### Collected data
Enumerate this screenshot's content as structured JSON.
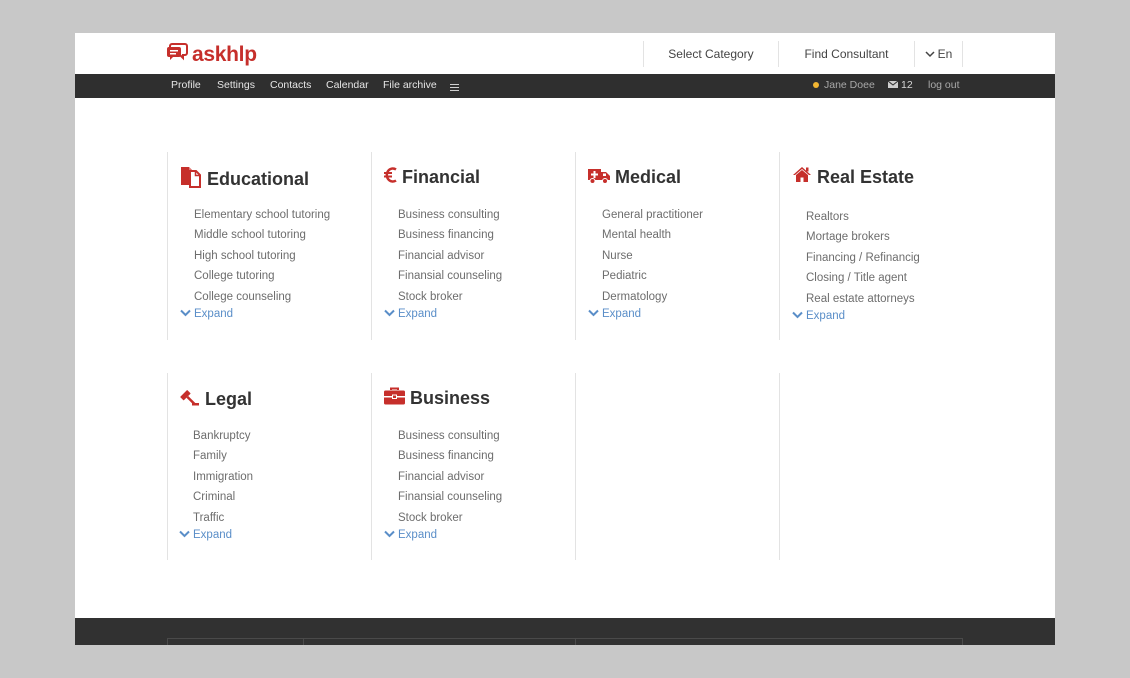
{
  "brand": {
    "name": "askhlp",
    "color": "#c62f2b"
  },
  "header": {
    "select_category": "Select Category",
    "find_consultant": "Find Consultant",
    "language": "En"
  },
  "topbar": {
    "nav": [
      "Profile",
      "Settings",
      "Contacts",
      "Calendar",
      "File archive"
    ],
    "user_name": "Jane Doee",
    "messages_count": "12",
    "logout": "log out"
  },
  "categories": [
    {
      "title": "Educational",
      "icon": "document-icon",
      "items": [
        "Elementary school tutoring",
        "Middle school tutoring",
        "High school tutoring",
        "College tutoring",
        "College counseling"
      ],
      "expand": "Expand"
    },
    {
      "title": "Financial",
      "icon": "euro-icon",
      "items": [
        "Business consulting",
        "Business financing",
        "Financial advisor",
        "Finansial counseling",
        "Stock broker"
      ],
      "expand": "Expand"
    },
    {
      "title": "Medical",
      "icon": "ambulance-icon",
      "items": [
        "General practitioner",
        "Mental health",
        "Nurse",
        "Pediatric",
        "Dermatology"
      ],
      "expand": "Expand"
    },
    {
      "title": "Real Estate",
      "icon": "house-icon",
      "items": [
        "Realtors",
        "Mortage brokers",
        "Financing / Refinancig",
        "Closing / Title agent",
        "Real estate attorneys"
      ],
      "expand": "Expand"
    },
    {
      "title": "Legal",
      "icon": "gavel-icon",
      "items": [
        "Bankruptcy",
        "Family",
        "Immigration",
        "Criminal",
        "Traffic"
      ],
      "expand": "Expand"
    },
    {
      "title": "Business",
      "icon": "briefcase-icon",
      "items": [
        "Business consulting",
        "Business financing",
        "Financial advisor",
        "Finansial counseling",
        "Stock broker"
      ],
      "expand": "Expand"
    }
  ]
}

### GOAL OF THE EXERCISE
Skip every picture and transcribe the data above exactly.

### RESPONSE TO THIS EXERCISE
Enumerate this screenshot's content as structured JSON.
{
  "brand": {
    "name": "askhlp",
    "color": "#c62f2b"
  },
  "header": {
    "select_category": "Select Category",
    "find_consultant": "Find Consultant",
    "language": "En"
  },
  "topbar": {
    "nav": [
      "Profile",
      "Settings",
      "Contacts",
      "Calendar",
      "File archive"
    ],
    "user_name": "Jane Doee",
    "messages_count": "12",
    "logout": "log out"
  },
  "categories": [
    {
      "title": "Educational",
      "icon": "document-icon",
      "items": [
        "Elementary school tutoring",
        "Middle school tutoring",
        "High school tutoring",
        "College tutoring",
        "College counseling"
      ],
      "expand": "Expand"
    },
    {
      "title": "Financial",
      "icon": "euro-icon",
      "items": [
        "Business consulting",
        "Business financing",
        "Financial advisor",
        "Finansial counseling",
        "Stock broker"
      ],
      "expand": "Expand"
    },
    {
      "title": "Medical",
      "icon": "ambulance-icon",
      "items": [
        "General practitioner",
        "Mental health",
        "Nurse",
        "Pediatric",
        "Dermatology"
      ],
      "expand": "Expand"
    },
    {
      "title": "Real Estate",
      "icon": "house-icon",
      "items": [
        "Realtors",
        "Mortage brokers",
        "Financing / Refinancig",
        "Closing / Title agent",
        "Real estate attorneys"
      ],
      "expand": "Expand"
    },
    {
      "title": "Legal",
      "icon": "gavel-icon",
      "items": [
        "Bankruptcy",
        "Family",
        "Immigration",
        "Criminal",
        "Traffic"
      ],
      "expand": "Expand"
    },
    {
      "title": "Business",
      "icon": "briefcase-icon",
      "items": [
        "Business consulting",
        "Business financing",
        "Financial advisor",
        "Finansial counseling",
        "Stock broker"
      ],
      "expand": "Expand"
    }
  ]
}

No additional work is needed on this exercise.